*SHORT EXERCISE*
Assemble all lines in which the string "Signal" appears.

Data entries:
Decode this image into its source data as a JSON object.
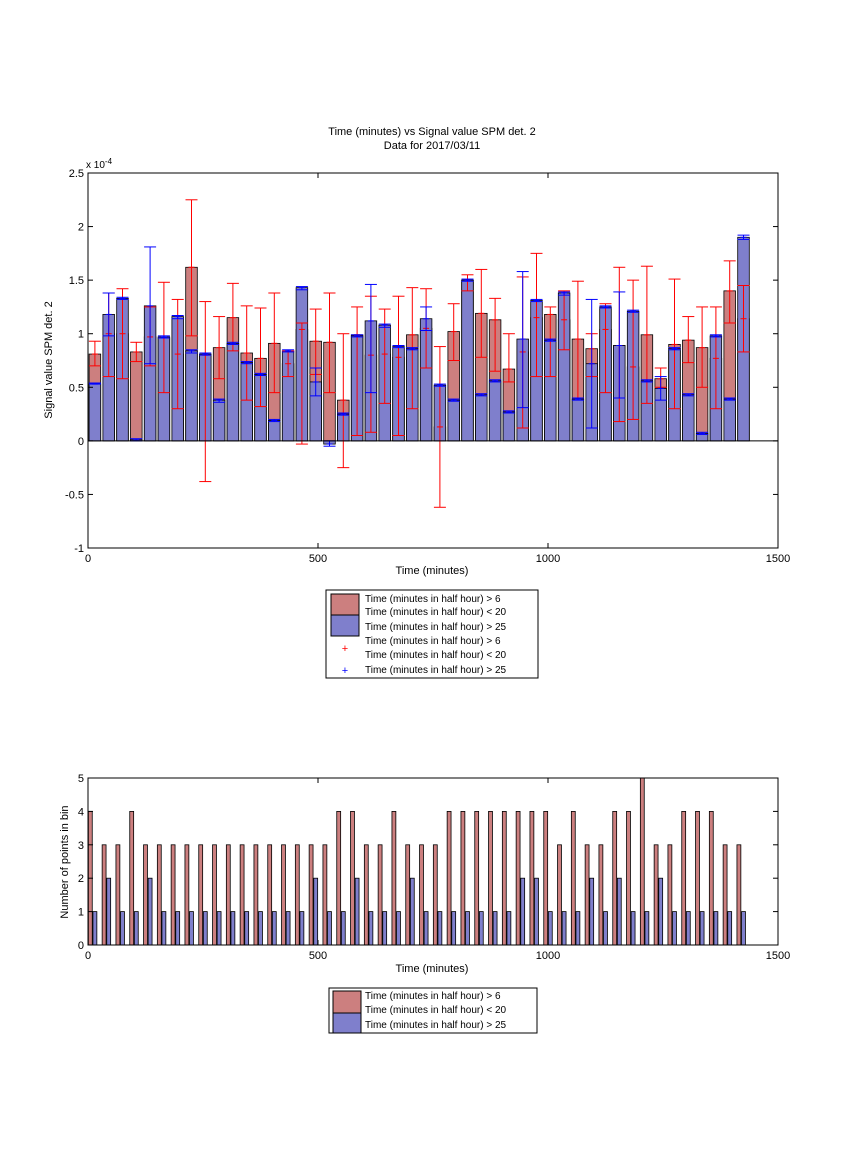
{
  "colors": {
    "red_fill": "#cc7f7f",
    "blue_fill": "#7f7fcc",
    "red_err": "#ff0000",
    "blue_err": "#0000ff",
    "edge": "#000000"
  },
  "legend1": {
    "red_bar": "Time (minutes in half hour) > 6",
    "red_bar2": "Time (minutes in half hour) < 20",
    "blue_bar": "Time (minutes in half hour) > 25",
    "red_err": "Time (minutes in half hour) > 6",
    "red_err2": "Time (minutes in half hour) < 20",
    "blue_err": "Time (minutes in half hour) > 25"
  },
  "legend2": {
    "red_bar": "Time (minutes in half hour) > 6",
    "red_bar2": "Time (minutes in half hour) < 20",
    "blue_bar": "Time (minutes in half hour) > 25"
  },
  "chart_data": [
    {
      "type": "bar",
      "title": "Time (minutes) vs Signal value SPM det. 2",
      "subtitle": "Data for 2017/03/11",
      "xlabel": "Time (minutes)",
      "ylabel": "Signal value SPM det. 2",
      "exponent_label": "x 10",
      "exponent_power": "-4",
      "xlim": [
        0,
        1500
      ],
      "ylim": [
        -1,
        2.5
      ],
      "xticks": [
        0,
        500,
        1000,
        1500
      ],
      "yticks": [
        -1,
        -0.5,
        0,
        0.5,
        1,
        1.5,
        2,
        2.5
      ],
      "series": [
        {
          "name": "Time (minutes in half hour) > 6 / < 20",
          "x": [
            15,
            45,
            75,
            105,
            135,
            165,
            195,
            225,
            255,
            285,
            315,
            345,
            375,
            405,
            435,
            465,
            495,
            525,
            555,
            585,
            615,
            645,
            675,
            705,
            735,
            765,
            795,
            825,
            855,
            885,
            915,
            945,
            975,
            1005,
            1035,
            1065,
            1095,
            1125,
            1155,
            1185,
            1215,
            1245,
            1275,
            1305,
            1335,
            1365,
            1395,
            1425
          ],
          "values": [
            0.81,
            1.0,
            1.0,
            0.83,
            0.97,
            0.96,
            0.81,
            1.62,
            0.8,
            0.87,
            1.15,
            0.82,
            0.77,
            0.91,
            0.72,
            1.04,
            0.93,
            0.92,
            0.38,
            0.99,
            0.8,
            0.81,
            0.78,
            0.99,
            1.05,
            0.13,
            1.02,
            1.5,
            1.19,
            1.13,
            0.67,
            0.83,
            1.15,
            1.18,
            1.13,
            0.95,
            0.86,
            1.04,
            0.89,
            0.69,
            0.99,
            0.58,
            0.9,
            0.94,
            0.87,
            0.77,
            1.4,
            1.14
          ],
          "err_low": [
            0.7,
            0.6,
            0.58,
            0.74,
            0.7,
            0.45,
            0.3,
            0.98,
            -0.38,
            0.58,
            0.84,
            0.38,
            0.32,
            0.45,
            0.6,
            -0.03,
            0.62,
            0.45,
            -0.25,
            0.05,
            0.08,
            0.35,
            0.05,
            0.3,
            0.68,
            -0.62,
            0.75,
            1.4,
            0.78,
            0.65,
            0.55,
            0.12,
            0.6,
            0.6,
            0.85,
            0.4,
            0.6,
            0.45,
            0.18,
            0.2,
            0.35,
            0.5,
            0.3,
            0.73,
            0.5,
            0.3,
            1.1,
            0.83
          ],
          "err_high": [
            0.93,
            1.38,
            1.42,
            0.92,
            1.25,
            1.48,
            1.32,
            2.25,
            1.3,
            1.16,
            1.47,
            1.26,
            1.24,
            1.38,
            0.84,
            1.1,
            1.23,
            1.38,
            1.0,
            1.25,
            1.35,
            1.23,
            1.35,
            1.43,
            1.42,
            0.88,
            1.28,
            1.55,
            1.6,
            1.33,
            1.0,
            1.53,
            1.75,
            1.25,
            1.4,
            1.49,
            1.0,
            1.28,
            1.62,
            1.5,
            1.63,
            0.68,
            1.51,
            1.16,
            1.25,
            1.25,
            1.68,
            1.45
          ]
        },
        {
          "name": "Time (minutes in half hour) > 25",
          "x": [
            15,
            45,
            75,
            105,
            135,
            165,
            195,
            225,
            255,
            285,
            315,
            345,
            375,
            405,
            435,
            465,
            495,
            525,
            555,
            585,
            615,
            645,
            675,
            705,
            735,
            765,
            795,
            825,
            855,
            885,
            915,
            945,
            975,
            1005,
            1035,
            1065,
            1095,
            1125,
            1155,
            1185,
            1215,
            1245,
            1275,
            1305,
            1335,
            1365,
            1395,
            1425
          ],
          "values": [
            0.53,
            1.18,
            1.33,
            0.01,
            1.26,
            0.97,
            1.16,
            0.84,
            0.81,
            0.38,
            0.91,
            0.73,
            0.62,
            0.19,
            0.84,
            1.43,
            0.55,
            -0.03,
            0.25,
            0.98,
            1.12,
            1.08,
            0.88,
            0.86,
            1.14,
            0.52,
            0.38,
            1.5,
            0.43,
            0.56,
            0.27,
            0.95,
            1.31,
            0.94,
            1.38,
            0.39,
            0.72,
            1.25,
            0.89,
            1.21,
            0.56,
            0.49,
            0.86,
            0.43,
            0.07,
            0.98,
            0.39,
            1.9
          ],
          "err_low": [
            0.53,
            0.98,
            1.32,
            0.0,
            0.72,
            0.96,
            1.14,
            0.82,
            0.8,
            0.36,
            0.9,
            0.72,
            0.61,
            0.18,
            0.83,
            1.41,
            0.42,
            -0.05,
            0.24,
            0.97,
            0.45,
            1.06,
            0.87,
            0.85,
            1.03,
            0.51,
            0.37,
            1.49,
            0.42,
            0.55,
            0.26,
            0.31,
            1.3,
            0.93,
            1.36,
            0.38,
            0.12,
            1.24,
            0.4,
            1.2,
            0.55,
            0.38,
            0.85,
            0.42,
            0.06,
            0.97,
            0.38,
            1.88
          ],
          "err_high": [
            0.54,
            1.38,
            1.34,
            0.02,
            1.81,
            0.98,
            1.17,
            0.85,
            0.82,
            0.39,
            0.92,
            0.74,
            0.63,
            0.2,
            0.85,
            1.44,
            0.68,
            0.0,
            0.26,
            0.99,
            1.46,
            1.09,
            0.89,
            0.87,
            1.25,
            0.53,
            0.39,
            1.51,
            0.44,
            0.57,
            0.28,
            1.58,
            1.32,
            0.95,
            1.39,
            0.4,
            1.32,
            1.26,
            1.39,
            1.22,
            0.57,
            0.6,
            0.87,
            0.44,
            0.08,
            0.99,
            0.4,
            1.92
          ]
        }
      ]
    },
    {
      "type": "bar",
      "title": "",
      "xlabel": "Time (minutes)",
      "ylabel": "Number of points in bin",
      "xlim": [
        0,
        1500
      ],
      "ylim": [
        0,
        5
      ],
      "xticks": [
        0,
        500,
        1000,
        1500
      ],
      "yticks": [
        0,
        1,
        2,
        3,
        4,
        5
      ],
      "series": [
        {
          "name": "Time (minutes in half hour) > 6 / < 20",
          "x": [
            5,
            35,
            65,
            95,
            125,
            155,
            185,
            215,
            245,
            275,
            305,
            335,
            365,
            395,
            425,
            455,
            485,
            515,
            545,
            575,
            605,
            635,
            665,
            695,
            725,
            755,
            785,
            815,
            845,
            875,
            905,
            935,
            965,
            995,
            1025,
            1055,
            1085,
            1115,
            1145,
            1175,
            1205,
            1235,
            1265,
            1295,
            1325,
            1355,
            1385,
            1415
          ],
          "values": [
            4,
            3,
            3,
            4,
            3,
            3,
            3,
            3,
            3,
            3,
            3,
            3,
            3,
            3,
            3,
            3,
            3,
            3,
            4,
            4,
            3,
            3,
            4,
            3,
            3,
            3,
            4,
            4,
            4,
            4,
            4,
            4,
            4,
            4,
            3,
            4,
            3,
            3,
            4,
            4,
            5,
            3,
            3,
            4,
            4,
            4,
            3,
            3
          ]
        },
        {
          "name": "Time (minutes in half hour) > 25",
          "x": [
            15,
            45,
            75,
            105,
            135,
            165,
            195,
            225,
            255,
            285,
            315,
            345,
            375,
            405,
            435,
            465,
            495,
            525,
            555,
            585,
            615,
            645,
            675,
            705,
            735,
            765,
            795,
            825,
            855,
            885,
            915,
            945,
            975,
            1005,
            1035,
            1065,
            1095,
            1125,
            1155,
            1185,
            1215,
            1245,
            1275,
            1305,
            1335,
            1365,
            1395,
            1425
          ],
          "values": [
            1,
            2,
            1,
            1,
            2,
            1,
            1,
            1,
            1,
            1,
            1,
            1,
            1,
            1,
            1,
            1,
            2,
            1,
            1,
            2,
            1,
            1,
            1,
            2,
            1,
            1,
            1,
            1,
            1,
            1,
            1,
            2,
            2,
            1,
            1,
            1,
            2,
            1,
            2,
            1,
            1,
            2,
            1,
            1,
            1,
            1,
            1,
            1
          ]
        }
      ]
    }
  ]
}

*RESULT*
      "title": "Time (minutes) vs Signal value SPM det. 2",
      "ylabel": "Signal value SPM det. 2",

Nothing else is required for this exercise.